Some records:
────────────────────
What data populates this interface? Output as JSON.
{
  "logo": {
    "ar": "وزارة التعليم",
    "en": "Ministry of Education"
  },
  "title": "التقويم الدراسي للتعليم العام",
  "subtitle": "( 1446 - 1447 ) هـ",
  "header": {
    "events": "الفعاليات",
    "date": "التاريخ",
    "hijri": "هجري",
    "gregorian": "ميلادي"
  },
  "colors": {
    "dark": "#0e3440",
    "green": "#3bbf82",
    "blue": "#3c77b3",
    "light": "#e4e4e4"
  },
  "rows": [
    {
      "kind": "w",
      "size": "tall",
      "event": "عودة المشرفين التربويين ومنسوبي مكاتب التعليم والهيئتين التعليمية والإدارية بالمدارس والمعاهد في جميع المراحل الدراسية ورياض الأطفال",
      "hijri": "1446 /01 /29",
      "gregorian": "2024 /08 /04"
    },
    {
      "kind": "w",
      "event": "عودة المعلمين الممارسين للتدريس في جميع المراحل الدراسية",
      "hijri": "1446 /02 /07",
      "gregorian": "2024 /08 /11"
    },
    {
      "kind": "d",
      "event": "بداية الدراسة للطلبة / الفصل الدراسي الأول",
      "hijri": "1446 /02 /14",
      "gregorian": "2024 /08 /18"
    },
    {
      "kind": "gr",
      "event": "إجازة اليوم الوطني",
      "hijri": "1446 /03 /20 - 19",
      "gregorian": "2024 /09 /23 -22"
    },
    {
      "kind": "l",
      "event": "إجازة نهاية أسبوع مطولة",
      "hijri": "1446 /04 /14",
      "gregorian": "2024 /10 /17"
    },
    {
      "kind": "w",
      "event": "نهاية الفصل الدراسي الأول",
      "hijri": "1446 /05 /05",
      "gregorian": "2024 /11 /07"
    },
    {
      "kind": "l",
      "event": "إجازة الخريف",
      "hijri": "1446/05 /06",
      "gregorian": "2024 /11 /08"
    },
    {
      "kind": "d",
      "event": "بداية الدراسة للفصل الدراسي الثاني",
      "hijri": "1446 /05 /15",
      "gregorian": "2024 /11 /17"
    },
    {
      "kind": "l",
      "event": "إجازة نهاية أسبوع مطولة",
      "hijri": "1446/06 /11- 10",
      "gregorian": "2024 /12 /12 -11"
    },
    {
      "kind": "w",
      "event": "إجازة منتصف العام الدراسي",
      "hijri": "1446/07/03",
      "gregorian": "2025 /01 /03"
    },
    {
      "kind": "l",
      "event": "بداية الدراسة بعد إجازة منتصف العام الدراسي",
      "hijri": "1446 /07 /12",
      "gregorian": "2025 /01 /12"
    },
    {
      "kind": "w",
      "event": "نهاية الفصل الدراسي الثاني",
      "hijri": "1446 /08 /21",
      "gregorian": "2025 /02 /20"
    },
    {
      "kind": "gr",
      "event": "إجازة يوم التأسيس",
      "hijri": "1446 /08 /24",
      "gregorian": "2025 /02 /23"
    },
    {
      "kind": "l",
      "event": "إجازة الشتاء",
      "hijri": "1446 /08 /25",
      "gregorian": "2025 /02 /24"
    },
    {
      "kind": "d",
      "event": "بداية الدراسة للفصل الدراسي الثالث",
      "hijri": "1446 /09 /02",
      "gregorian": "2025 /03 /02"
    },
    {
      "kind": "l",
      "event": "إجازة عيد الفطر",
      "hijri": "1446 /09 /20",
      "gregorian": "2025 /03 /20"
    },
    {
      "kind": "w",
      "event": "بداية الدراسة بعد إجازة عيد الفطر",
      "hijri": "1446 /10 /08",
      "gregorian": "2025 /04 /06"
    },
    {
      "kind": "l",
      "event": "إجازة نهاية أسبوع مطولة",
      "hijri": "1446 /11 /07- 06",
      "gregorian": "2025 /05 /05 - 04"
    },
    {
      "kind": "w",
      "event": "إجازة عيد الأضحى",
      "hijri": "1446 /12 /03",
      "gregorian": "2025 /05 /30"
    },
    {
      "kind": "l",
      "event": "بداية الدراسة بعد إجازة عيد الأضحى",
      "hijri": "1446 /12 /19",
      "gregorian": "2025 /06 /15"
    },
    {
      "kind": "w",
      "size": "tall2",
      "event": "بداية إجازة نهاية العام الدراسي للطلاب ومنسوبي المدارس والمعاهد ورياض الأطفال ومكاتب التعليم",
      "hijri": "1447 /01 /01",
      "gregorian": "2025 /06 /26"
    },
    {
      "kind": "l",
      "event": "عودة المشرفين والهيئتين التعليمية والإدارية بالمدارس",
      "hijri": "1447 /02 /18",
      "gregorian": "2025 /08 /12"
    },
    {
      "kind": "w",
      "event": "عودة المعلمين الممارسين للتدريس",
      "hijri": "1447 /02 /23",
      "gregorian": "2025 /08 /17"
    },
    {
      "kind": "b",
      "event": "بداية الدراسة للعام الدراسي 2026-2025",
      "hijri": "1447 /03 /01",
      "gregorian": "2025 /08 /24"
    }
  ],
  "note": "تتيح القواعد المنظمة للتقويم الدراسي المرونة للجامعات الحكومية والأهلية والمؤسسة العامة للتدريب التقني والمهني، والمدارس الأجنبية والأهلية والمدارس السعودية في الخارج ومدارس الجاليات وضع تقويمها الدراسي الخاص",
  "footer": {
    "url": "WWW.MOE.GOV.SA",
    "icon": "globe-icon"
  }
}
────────────────────
What the task asks: Tell how many lines above contain the word "المشرفين". Give the number alone.

The response: 2